BEGIN
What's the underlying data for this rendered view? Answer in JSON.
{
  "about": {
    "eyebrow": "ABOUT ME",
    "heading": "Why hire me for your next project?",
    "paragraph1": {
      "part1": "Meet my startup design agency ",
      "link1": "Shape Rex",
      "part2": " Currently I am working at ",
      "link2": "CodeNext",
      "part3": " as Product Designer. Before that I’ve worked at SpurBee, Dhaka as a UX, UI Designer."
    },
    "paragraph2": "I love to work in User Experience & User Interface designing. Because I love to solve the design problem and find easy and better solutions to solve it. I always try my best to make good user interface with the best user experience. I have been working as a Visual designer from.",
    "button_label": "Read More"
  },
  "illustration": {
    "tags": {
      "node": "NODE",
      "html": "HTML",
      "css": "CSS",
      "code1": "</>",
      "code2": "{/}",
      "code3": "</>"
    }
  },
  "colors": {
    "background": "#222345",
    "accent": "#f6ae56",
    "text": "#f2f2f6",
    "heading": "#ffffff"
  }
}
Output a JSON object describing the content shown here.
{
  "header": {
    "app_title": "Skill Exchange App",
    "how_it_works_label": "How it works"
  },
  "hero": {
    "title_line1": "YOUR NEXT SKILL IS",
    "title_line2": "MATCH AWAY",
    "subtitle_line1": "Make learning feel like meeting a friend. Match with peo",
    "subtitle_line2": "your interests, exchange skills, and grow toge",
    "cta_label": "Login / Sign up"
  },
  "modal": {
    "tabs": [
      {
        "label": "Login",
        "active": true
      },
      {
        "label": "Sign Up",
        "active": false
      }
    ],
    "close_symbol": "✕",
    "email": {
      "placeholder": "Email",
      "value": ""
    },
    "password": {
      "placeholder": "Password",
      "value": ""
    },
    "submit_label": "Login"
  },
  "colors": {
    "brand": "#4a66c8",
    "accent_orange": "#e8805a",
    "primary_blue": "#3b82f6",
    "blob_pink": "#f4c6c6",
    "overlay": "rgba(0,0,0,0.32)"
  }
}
END
(YOUR OBJECTIVE) Reproduce the material above without altering a single character.

(EXERCISE RESPONSE)
What's the underlying data for this rendered view? Answer in JSON.
{
  "about": {
    "eyebrow": "ABOUT ME",
    "heading": "Why hire me for your next project?",
    "paragraph1": {
      "part1": "Meet my startup design agency ",
      "link1": "Shape Rex",
      "part2": " Currently I am working at ",
      "link2": "CodeNext",
      "part3": " as Product Designer. Before that I’ve worked at SpurBee, Dhaka as a UX, UI Designer."
    },
    "paragraph2": "I love to work in User Experience & User Interface designing. Because I love to solve the design problem and find easy and better solutions to solve it. I always try my best to make good user interface with the best user experience. I have been working as a Visual designer from.",
    "button_label": "Read More"
  },
  "illustration": {
    "tags": {
      "node": "NODE",
      "html": "HTML",
      "css": "CSS",
      "code1": "</>",
      "code2": "{/}",
      "code3": "</>"
    }
  },
  "colors": {
    "background": "#222345",
    "accent": "#f6ae56",
    "text": "#f2f2f6",
    "heading": "#ffffff"
  }
}
Output a JSON object describing the content shown here.
{
  "header": {
    "app_title": "Skill Exchange App",
    "how_it_works_label": "How it works"
  },
  "hero": {
    "title_line1": "YOUR NEXT SKILL IS",
    "title_line2": "MATCH AWAY",
    "subtitle_line1": "Make learning feel like meeting a friend. Match with peo",
    "subtitle_line2": "your interests, exchange skills, and grow toge",
    "cta_label": "Login / Sign up"
  },
  "modal": {
    "tabs": [
      {
        "label": "Login",
        "active": true
      },
      {
        "label": "Sign Up",
        "active": false
      }
    ],
    "close_symbol": "✕",
    "email": {
      "placeholder": "Email",
      "value": ""
    },
    "password": {
      "placeholder": "Password",
      "value": ""
    },
    "submit_label": "Login"
  },
  "colors": {
    "brand": "#4a66c8",
    "accent_orange": "#e8805a",
    "primary_blue": "#3b82f6",
    "blob_pink": "#f4c6c6",
    "overlay": "rgba(0,0,0,0.32)"
  }
}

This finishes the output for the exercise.